## WRITTEN REQUEST
Send back the entries below exactly as they appear.

## RAW RECORDS
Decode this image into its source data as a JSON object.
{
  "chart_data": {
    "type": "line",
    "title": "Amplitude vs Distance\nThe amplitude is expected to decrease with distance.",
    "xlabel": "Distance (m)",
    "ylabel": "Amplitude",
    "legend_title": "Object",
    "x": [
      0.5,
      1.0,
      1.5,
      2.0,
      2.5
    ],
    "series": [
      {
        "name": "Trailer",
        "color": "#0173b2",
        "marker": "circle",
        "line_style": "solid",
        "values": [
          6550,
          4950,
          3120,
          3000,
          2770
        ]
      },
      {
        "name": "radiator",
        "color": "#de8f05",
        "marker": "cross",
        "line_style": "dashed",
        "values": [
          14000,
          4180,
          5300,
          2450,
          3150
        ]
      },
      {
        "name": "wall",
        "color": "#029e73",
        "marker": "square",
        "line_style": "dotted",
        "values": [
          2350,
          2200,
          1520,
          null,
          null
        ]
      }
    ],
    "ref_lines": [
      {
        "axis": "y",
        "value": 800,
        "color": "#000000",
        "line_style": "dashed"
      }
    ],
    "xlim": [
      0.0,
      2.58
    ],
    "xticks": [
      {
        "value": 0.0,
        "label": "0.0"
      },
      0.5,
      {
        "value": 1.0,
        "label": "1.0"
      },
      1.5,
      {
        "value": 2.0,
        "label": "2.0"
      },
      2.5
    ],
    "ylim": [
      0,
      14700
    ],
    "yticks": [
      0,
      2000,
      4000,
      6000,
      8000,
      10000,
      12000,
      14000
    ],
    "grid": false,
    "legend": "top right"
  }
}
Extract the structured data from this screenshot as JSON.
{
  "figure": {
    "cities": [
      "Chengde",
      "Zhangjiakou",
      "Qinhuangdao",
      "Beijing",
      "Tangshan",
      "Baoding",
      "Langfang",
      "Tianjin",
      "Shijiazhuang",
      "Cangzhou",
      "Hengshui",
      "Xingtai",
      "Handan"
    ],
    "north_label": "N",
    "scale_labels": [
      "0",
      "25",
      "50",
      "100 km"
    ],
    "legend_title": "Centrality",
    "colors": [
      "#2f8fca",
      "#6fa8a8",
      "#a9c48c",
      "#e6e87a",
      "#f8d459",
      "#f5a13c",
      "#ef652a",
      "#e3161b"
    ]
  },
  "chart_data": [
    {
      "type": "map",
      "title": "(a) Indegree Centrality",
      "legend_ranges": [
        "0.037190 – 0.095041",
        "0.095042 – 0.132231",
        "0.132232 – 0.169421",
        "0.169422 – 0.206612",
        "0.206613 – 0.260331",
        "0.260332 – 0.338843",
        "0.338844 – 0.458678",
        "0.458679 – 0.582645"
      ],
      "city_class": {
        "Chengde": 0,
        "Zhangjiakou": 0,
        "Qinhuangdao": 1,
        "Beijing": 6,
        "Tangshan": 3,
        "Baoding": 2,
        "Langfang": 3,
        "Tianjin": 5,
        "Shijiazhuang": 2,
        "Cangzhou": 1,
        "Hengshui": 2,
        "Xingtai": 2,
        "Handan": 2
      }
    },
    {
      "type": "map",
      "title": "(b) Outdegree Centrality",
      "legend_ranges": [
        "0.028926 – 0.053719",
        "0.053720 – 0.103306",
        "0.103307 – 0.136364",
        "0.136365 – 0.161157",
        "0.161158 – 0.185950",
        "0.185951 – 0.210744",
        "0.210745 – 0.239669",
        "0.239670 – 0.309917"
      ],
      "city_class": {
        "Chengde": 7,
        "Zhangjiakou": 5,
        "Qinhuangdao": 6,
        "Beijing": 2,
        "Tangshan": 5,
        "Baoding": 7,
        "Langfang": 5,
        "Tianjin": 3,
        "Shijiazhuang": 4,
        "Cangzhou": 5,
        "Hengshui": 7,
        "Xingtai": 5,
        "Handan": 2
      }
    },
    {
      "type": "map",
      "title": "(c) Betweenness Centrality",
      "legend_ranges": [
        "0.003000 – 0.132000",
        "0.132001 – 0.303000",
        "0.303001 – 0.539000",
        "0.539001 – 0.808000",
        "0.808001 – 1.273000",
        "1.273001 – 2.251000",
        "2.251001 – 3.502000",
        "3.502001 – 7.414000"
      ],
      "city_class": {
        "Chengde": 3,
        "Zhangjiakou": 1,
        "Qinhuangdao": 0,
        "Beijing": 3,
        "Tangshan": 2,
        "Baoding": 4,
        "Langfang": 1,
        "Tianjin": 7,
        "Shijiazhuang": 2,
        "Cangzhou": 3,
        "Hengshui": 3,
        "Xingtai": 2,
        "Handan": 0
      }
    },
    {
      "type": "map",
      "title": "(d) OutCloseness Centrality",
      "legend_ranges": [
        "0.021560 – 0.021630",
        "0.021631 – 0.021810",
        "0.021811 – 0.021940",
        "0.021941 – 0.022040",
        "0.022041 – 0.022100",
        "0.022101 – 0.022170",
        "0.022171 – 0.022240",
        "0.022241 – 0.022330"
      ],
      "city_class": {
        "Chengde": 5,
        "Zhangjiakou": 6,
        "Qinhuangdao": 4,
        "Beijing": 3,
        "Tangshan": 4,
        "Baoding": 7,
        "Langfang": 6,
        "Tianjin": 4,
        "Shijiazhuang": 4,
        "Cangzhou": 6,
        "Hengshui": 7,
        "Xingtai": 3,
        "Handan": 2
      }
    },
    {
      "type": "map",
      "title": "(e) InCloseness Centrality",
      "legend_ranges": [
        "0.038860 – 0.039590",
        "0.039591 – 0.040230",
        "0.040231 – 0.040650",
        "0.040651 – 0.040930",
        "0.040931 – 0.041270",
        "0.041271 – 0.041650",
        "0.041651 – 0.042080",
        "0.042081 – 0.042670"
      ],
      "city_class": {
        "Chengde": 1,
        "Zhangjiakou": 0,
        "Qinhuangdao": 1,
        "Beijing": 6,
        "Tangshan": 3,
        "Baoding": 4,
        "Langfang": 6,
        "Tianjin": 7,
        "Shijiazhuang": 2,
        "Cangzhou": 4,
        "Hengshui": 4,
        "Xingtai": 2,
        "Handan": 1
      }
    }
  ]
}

## COMPLETE RESPONSE
Decode this image into its source data as a JSON object.
{
  "chart_data": {
    "type": "line",
    "title": "Amplitude vs Distance\nThe amplitude is expected to decrease with distance.",
    "xlabel": "Distance (m)",
    "ylabel": "Amplitude",
    "legend_title": "Object",
    "x": [
      0.5,
      1.0,
      1.5,
      2.0,
      2.5
    ],
    "series": [
      {
        "name": "Trailer",
        "color": "#0173b2",
        "marker": "circle",
        "line_style": "solid",
        "values": [
          6550,
          4950,
          3120,
          3000,
          2770
        ]
      },
      {
        "name": "radiator",
        "color": "#de8f05",
        "marker": "cross",
        "line_style": "dashed",
        "values": [
          14000,
          4180,
          5300,
          2450,
          3150
        ]
      },
      {
        "name": "wall",
        "color": "#029e73",
        "marker": "square",
        "line_style": "dotted",
        "values": [
          2350,
          2200,
          1520,
          null,
          null
        ]
      }
    ],
    "ref_lines": [
      {
        "axis": "y",
        "value": 800,
        "color": "#000000",
        "line_style": "dashed"
      }
    ],
    "xlim": [
      0.0,
      2.58
    ],
    "xticks": [
      {
        "value": 0.0,
        "label": "0.0"
      },
      0.5,
      {
        "value": 1.0,
        "label": "1.0"
      },
      1.5,
      {
        "value": 2.0,
        "label": "2.0"
      },
      2.5
    ],
    "ylim": [
      0,
      14700
    ],
    "yticks": [
      0,
      2000,
      4000,
      6000,
      8000,
      10000,
      12000,
      14000
    ],
    "grid": false,
    "legend": "top right"
  }
}
Extract the structured data from this screenshot as JSON.
{
  "figure": {
    "cities": [
      "Chengde",
      "Zhangjiakou",
      "Qinhuangdao",
      "Beijing",
      "Tangshan",
      "Baoding",
      "Langfang",
      "Tianjin",
      "Shijiazhuang",
      "Cangzhou",
      "Hengshui",
      "Xingtai",
      "Handan"
    ],
    "north_label": "N",
    "scale_labels": [
      "0",
      "25",
      "50",
      "100 km"
    ],
    "legend_title": "Centrality",
    "colors": [
      "#2f8fca",
      "#6fa8a8",
      "#a9c48c",
      "#e6e87a",
      "#f8d459",
      "#f5a13c",
      "#ef652a",
      "#e3161b"
    ]
  },
  "chart_data": [
    {
      "type": "map",
      "title": "(a) Indegree Centrality",
      "legend_ranges": [
        "0.037190 – 0.095041",
        "0.095042 – 0.132231",
        "0.132232 – 0.169421",
        "0.169422 – 0.206612",
        "0.206613 – 0.260331",
        "0.260332 – 0.338843",
        "0.338844 – 0.458678",
        "0.458679 – 0.582645"
      ],
      "city_class": {
        "Chengde": 0,
        "Zhangjiakou": 0,
        "Qinhuangdao": 1,
        "Beijing": 6,
        "Tangshan": 3,
        "Baoding": 2,
        "Langfang": 3,
        "Tianjin": 5,
        "Shijiazhuang": 2,
        "Cangzhou": 1,
        "Hengshui": 2,
        "Xingtai": 2,
        "Handan": 2
      }
    },
    {
      "type": "map",
      "title": "(b) Outdegree Centrality",
      "legend_ranges": [
        "0.028926 – 0.053719",
        "0.053720 – 0.103306",
        "0.103307 – 0.136364",
        "0.136365 – 0.161157",
        "0.161158 – 0.185950",
        "0.185951 – 0.210744",
        "0.210745 – 0.239669",
        "0.239670 – 0.309917"
      ],
      "city_class": {
        "Chengde": 7,
        "Zhangjiakou": 5,
        "Qinhuangdao": 6,
        "Beijing": 2,
        "Tangshan": 5,
        "Baoding": 7,
        "Langfang": 5,
        "Tianjin": 3,
        "Shijiazhuang": 4,
        "Cangzhou": 5,
        "Hengshui": 7,
        "Xingtai": 5,
        "Handan": 2
      }
    },
    {
      "type": "map",
      "title": "(c) Betweenness Centrality",
      "legend_ranges": [
        "0.003000 – 0.132000",
        "0.132001 – 0.303000",
        "0.303001 – 0.539000",
        "0.539001 – 0.808000",
        "0.808001 – 1.273000",
        "1.273001 – 2.251000",
        "2.251001 – 3.502000",
        "3.502001 – 7.414000"
      ],
      "city_class": {
        "Chengde": 3,
        "Zhangjiakou": 1,
        "Qinhuangdao": 0,
        "Beijing": 3,
        "Tangshan": 2,
        "Baoding": 4,
        "Langfang": 1,
        "Tianjin": 7,
        "Shijiazhuang": 2,
        "Cangzhou": 3,
        "Hengshui": 3,
        "Xingtai": 2,
        "Handan": 0
      }
    },
    {
      "type": "map",
      "title": "(d) OutCloseness Centrality",
      "legend_ranges": [
        "0.021560 – 0.021630",
        "0.021631 – 0.021810",
        "0.021811 – 0.021940",
        "0.021941 – 0.022040",
        "0.022041 – 0.022100",
        "0.022101 – 0.022170",
        "0.022171 – 0.022240",
        "0.022241 – 0.022330"
      ],
      "city_class": {
        "Chengde": 5,
        "Zhangjiakou": 6,
        "Qinhuangdao": 4,
        "Beijing": 3,
        "Tangshan": 4,
        "Baoding": 7,
        "Langfang": 6,
        "Tianjin": 4,
        "Shijiazhuang": 4,
        "Cangzhou": 6,
        "Hengshui": 7,
        "Xingtai": 3,
        "Handan": 2
      }
    },
    {
      "type": "map",
      "title": "(e) InCloseness Centrality",
      "legend_ranges": [
        "0.038860 – 0.039590",
        "0.039591 – 0.040230",
        "0.040231 – 0.040650",
        "0.040651 – 0.040930",
        "0.040931 – 0.041270",
        "0.041271 – 0.041650",
        "0.041651 – 0.042080",
        "0.042081 – 0.042670"
      ],
      "city_class": {
        "Chengde": 1,
        "Zhangjiakou": 0,
        "Qinhuangdao": 1,
        "Beijing": 6,
        "Tangshan": 3,
        "Baoding": 4,
        "Langfang": 6,
        "Tianjin": 7,
        "Shijiazhuang": 2,
        "Cangzhou": 4,
        "Hengshui": 4,
        "Xingtai": 2,
        "Handan": 1
      }
    }
  ]
}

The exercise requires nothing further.